[Data in this exercise start]

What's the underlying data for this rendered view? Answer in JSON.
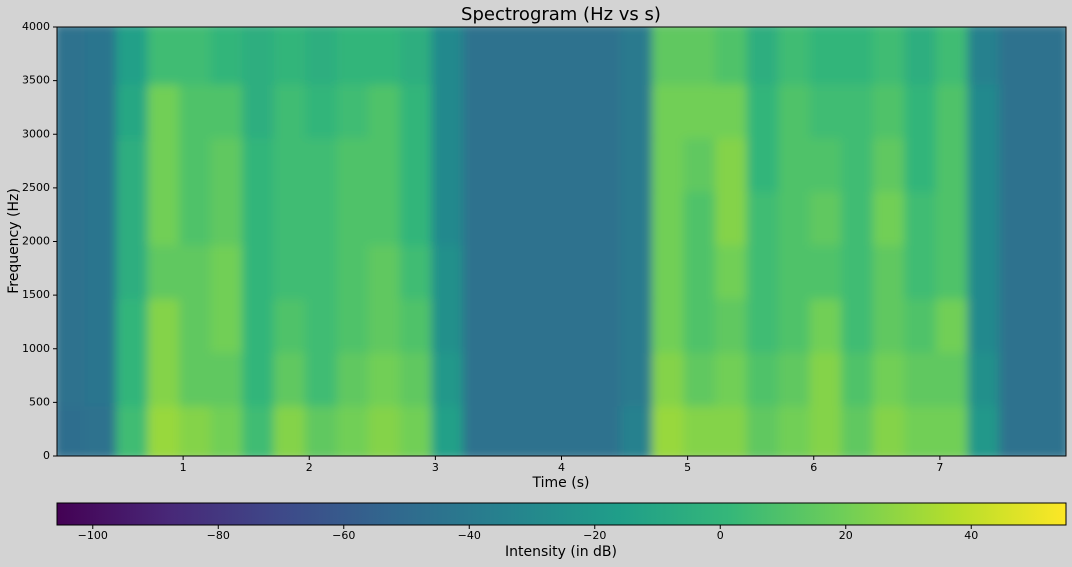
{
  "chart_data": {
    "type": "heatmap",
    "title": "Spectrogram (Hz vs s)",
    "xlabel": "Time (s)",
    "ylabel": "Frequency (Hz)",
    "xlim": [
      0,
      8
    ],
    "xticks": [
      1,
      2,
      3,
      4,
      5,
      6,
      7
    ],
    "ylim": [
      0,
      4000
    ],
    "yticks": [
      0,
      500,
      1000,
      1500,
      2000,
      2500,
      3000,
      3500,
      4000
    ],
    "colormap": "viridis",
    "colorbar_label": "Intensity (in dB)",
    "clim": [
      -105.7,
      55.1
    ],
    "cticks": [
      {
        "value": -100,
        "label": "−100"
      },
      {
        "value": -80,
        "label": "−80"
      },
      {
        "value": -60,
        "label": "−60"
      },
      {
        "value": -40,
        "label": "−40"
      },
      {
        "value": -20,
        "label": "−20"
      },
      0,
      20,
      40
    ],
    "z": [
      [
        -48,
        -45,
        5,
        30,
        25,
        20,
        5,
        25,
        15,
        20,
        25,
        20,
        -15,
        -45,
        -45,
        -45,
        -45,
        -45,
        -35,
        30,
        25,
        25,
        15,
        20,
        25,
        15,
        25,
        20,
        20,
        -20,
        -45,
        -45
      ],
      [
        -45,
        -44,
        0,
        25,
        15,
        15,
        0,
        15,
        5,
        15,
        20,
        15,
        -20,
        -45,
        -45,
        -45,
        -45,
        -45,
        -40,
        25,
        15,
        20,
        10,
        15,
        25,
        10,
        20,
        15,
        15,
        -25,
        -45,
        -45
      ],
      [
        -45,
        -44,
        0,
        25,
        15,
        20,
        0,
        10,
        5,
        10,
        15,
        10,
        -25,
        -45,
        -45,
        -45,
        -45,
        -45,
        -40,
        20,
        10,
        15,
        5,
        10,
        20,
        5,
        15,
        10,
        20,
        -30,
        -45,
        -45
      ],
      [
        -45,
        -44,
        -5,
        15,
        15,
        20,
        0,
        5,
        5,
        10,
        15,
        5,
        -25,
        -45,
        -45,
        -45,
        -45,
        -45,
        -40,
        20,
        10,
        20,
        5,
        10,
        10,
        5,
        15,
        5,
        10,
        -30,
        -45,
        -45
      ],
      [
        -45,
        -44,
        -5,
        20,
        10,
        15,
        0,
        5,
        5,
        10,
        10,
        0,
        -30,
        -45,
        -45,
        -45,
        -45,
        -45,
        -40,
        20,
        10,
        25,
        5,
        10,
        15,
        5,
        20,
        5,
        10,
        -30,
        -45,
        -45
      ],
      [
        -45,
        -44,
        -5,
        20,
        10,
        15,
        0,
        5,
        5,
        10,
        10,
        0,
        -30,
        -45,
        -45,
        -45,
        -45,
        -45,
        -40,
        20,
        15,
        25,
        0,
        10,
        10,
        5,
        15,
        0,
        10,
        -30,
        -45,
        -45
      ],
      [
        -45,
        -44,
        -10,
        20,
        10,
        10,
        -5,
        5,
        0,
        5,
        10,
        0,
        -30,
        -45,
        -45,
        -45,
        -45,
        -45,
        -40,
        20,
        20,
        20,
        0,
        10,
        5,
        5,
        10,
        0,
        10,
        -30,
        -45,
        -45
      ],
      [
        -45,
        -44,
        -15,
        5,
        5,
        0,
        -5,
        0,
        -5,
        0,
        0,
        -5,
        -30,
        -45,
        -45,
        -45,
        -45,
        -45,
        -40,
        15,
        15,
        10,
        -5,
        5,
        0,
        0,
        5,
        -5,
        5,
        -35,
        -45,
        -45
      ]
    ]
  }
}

[Data in this exercise end]
[Data in this exercise start]

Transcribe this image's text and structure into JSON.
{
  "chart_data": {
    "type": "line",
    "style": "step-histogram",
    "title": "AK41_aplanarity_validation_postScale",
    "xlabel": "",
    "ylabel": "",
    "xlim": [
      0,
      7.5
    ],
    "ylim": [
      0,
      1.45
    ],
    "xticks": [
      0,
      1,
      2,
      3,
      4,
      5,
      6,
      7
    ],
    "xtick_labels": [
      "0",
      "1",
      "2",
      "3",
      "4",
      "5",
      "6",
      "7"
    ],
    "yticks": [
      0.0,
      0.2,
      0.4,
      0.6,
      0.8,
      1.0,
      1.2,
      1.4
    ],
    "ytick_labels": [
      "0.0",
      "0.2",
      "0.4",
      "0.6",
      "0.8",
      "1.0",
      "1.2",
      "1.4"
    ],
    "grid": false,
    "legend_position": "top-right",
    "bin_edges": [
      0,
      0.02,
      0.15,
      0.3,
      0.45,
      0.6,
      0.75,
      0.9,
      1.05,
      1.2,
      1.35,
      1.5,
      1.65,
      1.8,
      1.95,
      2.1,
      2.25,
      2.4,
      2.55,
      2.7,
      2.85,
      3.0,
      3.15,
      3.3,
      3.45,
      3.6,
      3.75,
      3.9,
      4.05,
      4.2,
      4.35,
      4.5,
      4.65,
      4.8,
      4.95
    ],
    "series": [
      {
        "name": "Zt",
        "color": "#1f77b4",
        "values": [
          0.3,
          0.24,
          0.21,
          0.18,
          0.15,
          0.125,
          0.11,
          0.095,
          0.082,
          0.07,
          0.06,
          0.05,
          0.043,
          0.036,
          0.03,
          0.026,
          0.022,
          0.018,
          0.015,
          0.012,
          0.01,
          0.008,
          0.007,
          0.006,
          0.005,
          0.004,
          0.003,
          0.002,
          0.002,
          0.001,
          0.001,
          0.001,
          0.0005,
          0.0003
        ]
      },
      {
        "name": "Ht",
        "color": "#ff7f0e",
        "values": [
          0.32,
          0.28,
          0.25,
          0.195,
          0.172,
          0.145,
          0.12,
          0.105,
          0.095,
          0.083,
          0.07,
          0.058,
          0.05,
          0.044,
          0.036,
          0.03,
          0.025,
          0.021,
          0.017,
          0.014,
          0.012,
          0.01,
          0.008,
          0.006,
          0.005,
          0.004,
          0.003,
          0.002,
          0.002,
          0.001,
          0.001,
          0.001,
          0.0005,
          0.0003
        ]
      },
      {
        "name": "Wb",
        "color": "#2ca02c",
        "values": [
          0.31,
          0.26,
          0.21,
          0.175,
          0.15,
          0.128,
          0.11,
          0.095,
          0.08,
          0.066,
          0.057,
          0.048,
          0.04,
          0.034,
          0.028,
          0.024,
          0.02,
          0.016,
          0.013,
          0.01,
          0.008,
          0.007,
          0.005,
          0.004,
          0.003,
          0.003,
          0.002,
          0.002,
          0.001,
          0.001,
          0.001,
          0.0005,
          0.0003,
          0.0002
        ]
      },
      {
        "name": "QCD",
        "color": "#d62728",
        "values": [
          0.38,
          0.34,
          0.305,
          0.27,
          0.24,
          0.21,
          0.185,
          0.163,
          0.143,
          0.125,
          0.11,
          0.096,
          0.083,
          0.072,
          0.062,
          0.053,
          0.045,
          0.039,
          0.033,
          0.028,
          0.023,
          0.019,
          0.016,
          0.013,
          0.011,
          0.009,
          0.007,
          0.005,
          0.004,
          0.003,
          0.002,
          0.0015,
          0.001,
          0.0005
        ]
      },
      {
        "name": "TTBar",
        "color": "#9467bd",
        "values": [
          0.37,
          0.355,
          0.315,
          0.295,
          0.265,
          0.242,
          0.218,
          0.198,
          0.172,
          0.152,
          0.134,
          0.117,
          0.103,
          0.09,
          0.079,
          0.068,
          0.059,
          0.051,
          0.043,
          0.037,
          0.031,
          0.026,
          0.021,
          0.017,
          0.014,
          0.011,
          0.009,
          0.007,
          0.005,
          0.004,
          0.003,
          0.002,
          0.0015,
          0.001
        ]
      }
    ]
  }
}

[Data in this exercise end]
[Data in this exercise start]

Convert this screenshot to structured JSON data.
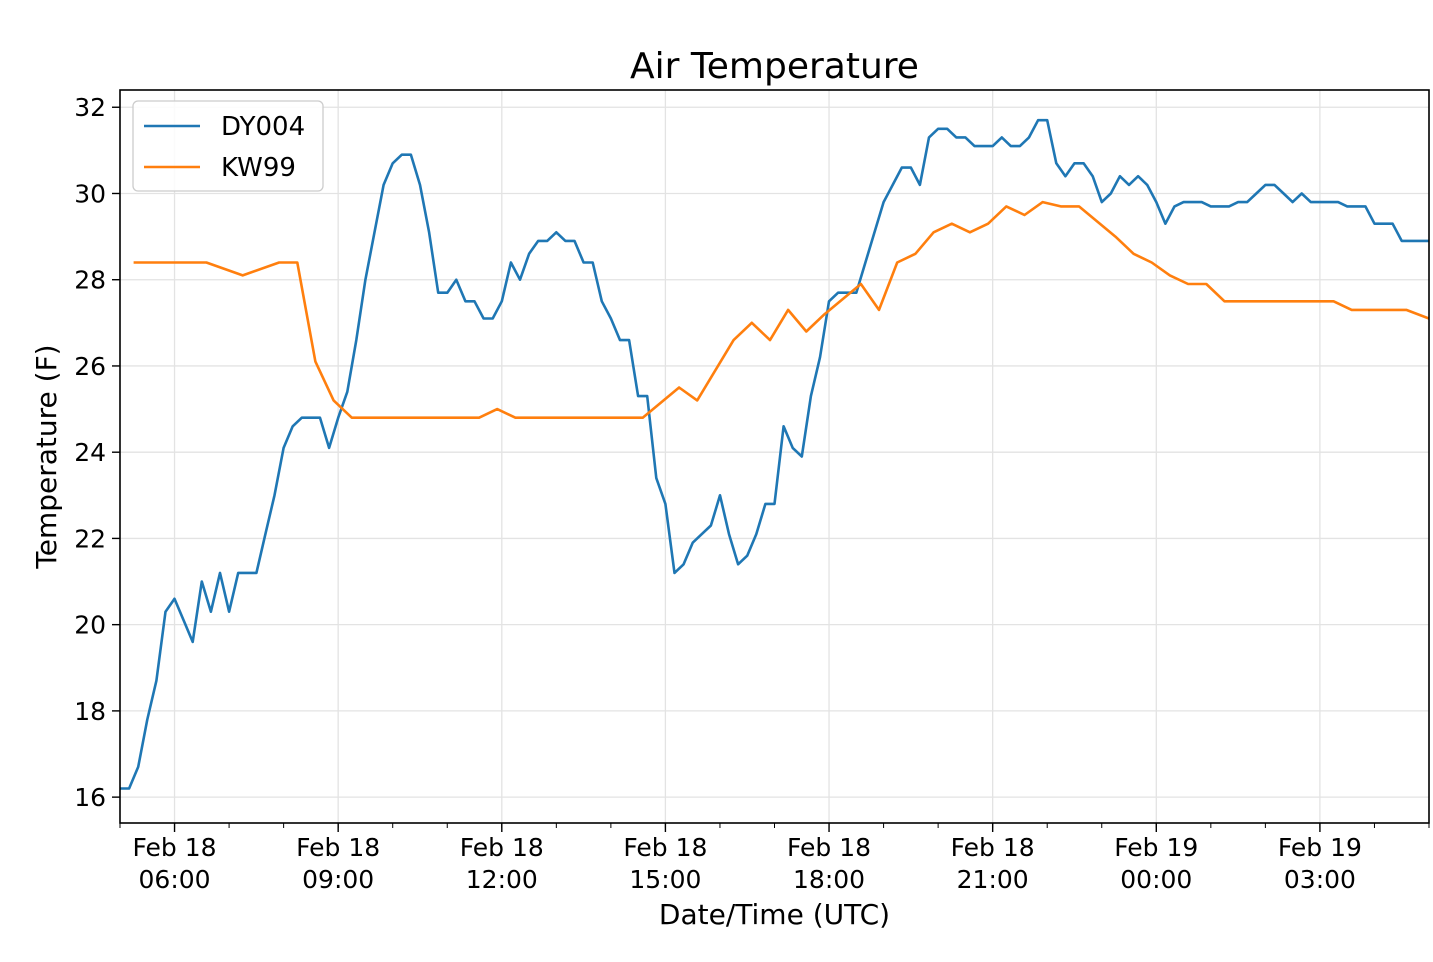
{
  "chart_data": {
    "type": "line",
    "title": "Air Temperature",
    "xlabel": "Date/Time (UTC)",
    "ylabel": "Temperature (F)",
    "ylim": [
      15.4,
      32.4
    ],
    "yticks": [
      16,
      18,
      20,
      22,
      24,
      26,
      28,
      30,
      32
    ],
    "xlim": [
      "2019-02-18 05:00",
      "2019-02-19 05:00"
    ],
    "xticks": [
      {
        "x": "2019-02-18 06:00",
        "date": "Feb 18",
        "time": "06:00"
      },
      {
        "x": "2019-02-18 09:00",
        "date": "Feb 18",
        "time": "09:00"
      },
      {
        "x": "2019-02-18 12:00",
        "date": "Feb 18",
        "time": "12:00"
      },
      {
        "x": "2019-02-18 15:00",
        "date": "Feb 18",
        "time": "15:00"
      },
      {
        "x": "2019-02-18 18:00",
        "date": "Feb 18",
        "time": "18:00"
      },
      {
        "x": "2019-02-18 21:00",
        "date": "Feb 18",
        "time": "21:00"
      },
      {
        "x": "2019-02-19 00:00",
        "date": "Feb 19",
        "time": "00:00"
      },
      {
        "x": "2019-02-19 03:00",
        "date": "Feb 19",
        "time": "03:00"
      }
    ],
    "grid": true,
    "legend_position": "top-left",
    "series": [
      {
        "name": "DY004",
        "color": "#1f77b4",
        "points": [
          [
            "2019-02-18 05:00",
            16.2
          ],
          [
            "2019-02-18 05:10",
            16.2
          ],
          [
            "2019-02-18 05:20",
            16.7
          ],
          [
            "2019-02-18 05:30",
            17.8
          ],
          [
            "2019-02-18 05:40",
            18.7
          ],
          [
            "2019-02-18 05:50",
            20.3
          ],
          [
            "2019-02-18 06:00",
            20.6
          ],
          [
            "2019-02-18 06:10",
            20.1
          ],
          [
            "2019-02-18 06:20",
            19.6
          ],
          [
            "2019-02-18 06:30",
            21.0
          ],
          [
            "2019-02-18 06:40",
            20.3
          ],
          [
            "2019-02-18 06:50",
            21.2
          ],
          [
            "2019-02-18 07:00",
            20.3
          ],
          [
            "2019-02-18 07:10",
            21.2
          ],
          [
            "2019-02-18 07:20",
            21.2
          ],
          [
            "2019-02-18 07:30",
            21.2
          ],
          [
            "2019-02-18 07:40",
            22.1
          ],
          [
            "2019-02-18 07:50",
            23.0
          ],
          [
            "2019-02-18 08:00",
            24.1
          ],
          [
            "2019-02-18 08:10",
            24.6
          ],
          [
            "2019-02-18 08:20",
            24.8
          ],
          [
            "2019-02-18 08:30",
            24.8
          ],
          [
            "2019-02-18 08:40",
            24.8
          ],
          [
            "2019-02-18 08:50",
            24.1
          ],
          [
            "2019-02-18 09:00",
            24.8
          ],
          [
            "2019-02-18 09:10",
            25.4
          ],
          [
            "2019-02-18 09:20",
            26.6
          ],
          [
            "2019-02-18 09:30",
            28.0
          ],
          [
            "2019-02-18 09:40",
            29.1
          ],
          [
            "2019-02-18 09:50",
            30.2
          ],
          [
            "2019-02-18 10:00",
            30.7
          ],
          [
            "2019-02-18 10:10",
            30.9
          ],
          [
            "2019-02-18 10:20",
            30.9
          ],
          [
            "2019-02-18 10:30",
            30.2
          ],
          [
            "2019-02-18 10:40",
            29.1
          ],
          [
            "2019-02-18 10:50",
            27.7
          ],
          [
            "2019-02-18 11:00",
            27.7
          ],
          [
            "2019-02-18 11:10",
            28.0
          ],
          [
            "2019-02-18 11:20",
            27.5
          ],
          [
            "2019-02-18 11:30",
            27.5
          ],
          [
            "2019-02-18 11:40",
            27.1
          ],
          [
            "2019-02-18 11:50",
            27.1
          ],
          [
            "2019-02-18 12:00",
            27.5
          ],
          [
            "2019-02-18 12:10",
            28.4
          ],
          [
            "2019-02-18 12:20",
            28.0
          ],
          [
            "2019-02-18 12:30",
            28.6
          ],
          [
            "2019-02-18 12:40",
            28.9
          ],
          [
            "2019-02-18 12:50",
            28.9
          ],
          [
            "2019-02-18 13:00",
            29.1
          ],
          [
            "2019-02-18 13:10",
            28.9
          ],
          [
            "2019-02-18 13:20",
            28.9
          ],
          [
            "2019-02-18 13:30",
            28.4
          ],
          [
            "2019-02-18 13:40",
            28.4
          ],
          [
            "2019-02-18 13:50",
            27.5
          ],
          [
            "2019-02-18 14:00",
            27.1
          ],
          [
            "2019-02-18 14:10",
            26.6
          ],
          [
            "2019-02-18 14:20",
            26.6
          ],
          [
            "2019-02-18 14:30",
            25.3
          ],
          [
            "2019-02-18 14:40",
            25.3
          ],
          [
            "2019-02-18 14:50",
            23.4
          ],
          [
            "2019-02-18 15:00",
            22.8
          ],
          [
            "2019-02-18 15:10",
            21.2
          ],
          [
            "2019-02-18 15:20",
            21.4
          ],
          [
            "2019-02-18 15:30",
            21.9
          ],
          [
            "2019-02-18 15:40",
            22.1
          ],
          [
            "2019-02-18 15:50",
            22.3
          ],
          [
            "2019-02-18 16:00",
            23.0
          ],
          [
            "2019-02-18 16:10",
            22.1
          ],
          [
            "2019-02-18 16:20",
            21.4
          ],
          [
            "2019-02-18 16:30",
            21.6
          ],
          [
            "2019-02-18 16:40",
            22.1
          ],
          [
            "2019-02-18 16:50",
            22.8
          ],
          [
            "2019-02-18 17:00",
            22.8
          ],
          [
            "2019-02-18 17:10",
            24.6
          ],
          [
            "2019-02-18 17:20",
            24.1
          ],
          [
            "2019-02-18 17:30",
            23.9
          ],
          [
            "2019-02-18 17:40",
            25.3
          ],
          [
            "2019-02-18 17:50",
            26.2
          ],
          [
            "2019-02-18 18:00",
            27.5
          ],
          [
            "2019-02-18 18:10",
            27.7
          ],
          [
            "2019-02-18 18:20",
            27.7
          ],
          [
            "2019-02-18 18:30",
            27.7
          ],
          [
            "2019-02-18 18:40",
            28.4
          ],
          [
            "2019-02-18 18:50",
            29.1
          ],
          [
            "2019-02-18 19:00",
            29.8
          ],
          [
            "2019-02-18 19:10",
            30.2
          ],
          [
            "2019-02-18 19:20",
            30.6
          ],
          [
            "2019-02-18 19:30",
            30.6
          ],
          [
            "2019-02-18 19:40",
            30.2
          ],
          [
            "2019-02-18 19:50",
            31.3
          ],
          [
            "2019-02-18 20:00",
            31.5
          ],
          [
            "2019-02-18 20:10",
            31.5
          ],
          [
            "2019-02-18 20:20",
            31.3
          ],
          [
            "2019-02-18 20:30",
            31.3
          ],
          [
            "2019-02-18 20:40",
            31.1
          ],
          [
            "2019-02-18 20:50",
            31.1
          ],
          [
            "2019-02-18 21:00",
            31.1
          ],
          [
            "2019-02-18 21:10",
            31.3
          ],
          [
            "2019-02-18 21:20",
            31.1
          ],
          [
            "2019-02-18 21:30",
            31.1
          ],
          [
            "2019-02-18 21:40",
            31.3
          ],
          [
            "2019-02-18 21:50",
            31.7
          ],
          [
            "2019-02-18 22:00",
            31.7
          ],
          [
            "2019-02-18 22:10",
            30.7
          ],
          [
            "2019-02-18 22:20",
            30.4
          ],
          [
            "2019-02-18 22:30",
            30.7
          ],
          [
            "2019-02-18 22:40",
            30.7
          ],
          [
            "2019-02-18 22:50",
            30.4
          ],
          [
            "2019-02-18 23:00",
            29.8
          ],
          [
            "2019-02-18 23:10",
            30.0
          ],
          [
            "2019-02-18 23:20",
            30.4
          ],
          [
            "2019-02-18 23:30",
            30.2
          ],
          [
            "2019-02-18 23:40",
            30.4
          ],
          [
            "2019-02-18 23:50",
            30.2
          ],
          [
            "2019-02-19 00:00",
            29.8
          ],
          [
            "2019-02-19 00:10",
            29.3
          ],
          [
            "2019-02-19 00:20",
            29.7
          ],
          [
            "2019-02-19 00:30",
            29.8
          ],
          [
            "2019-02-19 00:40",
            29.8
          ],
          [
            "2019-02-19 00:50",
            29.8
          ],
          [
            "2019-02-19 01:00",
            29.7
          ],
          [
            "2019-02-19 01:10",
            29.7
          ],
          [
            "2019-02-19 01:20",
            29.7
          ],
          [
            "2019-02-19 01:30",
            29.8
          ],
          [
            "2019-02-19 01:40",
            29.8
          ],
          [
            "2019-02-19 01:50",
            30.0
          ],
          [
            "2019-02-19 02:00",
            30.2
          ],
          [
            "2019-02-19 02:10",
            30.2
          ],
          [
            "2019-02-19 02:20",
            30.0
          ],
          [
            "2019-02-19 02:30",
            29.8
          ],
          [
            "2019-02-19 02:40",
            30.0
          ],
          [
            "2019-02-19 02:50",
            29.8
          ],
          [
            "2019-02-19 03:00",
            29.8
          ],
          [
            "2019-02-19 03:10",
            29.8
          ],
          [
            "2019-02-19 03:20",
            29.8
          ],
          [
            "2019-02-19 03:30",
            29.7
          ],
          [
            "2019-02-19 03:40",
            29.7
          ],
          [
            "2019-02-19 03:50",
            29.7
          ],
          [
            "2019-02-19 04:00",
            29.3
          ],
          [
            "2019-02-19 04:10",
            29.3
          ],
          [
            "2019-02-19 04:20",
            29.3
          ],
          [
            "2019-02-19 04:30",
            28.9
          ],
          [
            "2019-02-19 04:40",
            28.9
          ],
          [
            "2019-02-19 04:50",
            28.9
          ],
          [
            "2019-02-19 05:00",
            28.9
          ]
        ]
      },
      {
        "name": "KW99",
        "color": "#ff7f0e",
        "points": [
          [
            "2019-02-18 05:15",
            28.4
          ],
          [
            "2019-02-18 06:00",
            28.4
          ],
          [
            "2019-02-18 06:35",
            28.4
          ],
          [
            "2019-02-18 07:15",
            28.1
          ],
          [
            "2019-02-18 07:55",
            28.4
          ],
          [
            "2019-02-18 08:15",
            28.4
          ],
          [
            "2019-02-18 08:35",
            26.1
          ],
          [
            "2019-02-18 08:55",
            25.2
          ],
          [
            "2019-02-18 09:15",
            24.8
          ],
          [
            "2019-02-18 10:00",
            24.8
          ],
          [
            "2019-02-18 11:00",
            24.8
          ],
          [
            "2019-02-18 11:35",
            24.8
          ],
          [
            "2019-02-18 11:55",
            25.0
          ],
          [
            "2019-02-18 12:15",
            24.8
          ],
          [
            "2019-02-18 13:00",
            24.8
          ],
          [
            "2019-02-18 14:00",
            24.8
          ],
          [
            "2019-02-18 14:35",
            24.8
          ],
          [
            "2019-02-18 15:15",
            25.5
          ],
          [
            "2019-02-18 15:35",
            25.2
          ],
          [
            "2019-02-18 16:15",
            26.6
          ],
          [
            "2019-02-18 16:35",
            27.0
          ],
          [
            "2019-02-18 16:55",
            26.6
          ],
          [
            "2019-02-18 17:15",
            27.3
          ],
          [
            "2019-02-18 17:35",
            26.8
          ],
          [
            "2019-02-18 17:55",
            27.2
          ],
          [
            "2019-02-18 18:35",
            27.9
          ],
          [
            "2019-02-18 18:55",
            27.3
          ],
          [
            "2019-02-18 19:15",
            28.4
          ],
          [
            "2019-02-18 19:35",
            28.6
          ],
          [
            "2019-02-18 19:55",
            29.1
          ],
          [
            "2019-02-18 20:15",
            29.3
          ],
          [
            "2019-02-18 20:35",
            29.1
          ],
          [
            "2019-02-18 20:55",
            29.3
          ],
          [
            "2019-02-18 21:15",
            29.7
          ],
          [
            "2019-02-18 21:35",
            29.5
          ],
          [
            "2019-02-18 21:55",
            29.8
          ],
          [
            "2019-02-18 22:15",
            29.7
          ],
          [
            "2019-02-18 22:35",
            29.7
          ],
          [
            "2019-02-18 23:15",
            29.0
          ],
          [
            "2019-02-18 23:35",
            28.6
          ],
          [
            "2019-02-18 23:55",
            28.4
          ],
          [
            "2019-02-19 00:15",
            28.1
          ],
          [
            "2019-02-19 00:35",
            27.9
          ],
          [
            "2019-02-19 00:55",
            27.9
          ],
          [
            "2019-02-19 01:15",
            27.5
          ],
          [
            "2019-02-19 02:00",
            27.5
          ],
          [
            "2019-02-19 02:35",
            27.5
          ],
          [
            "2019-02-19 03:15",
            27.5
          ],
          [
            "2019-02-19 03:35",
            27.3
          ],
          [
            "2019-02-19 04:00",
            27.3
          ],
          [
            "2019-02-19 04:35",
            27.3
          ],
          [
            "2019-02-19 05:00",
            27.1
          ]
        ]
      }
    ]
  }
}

[Data in this exercise end]

* Short problem: Go through the listing above and pull out each line containing the word "ylabel".

* Reply:
    "ylabel": "Frequency (Hz)",
    "ylabel": "",
    "ylabel": "Temperature (F)",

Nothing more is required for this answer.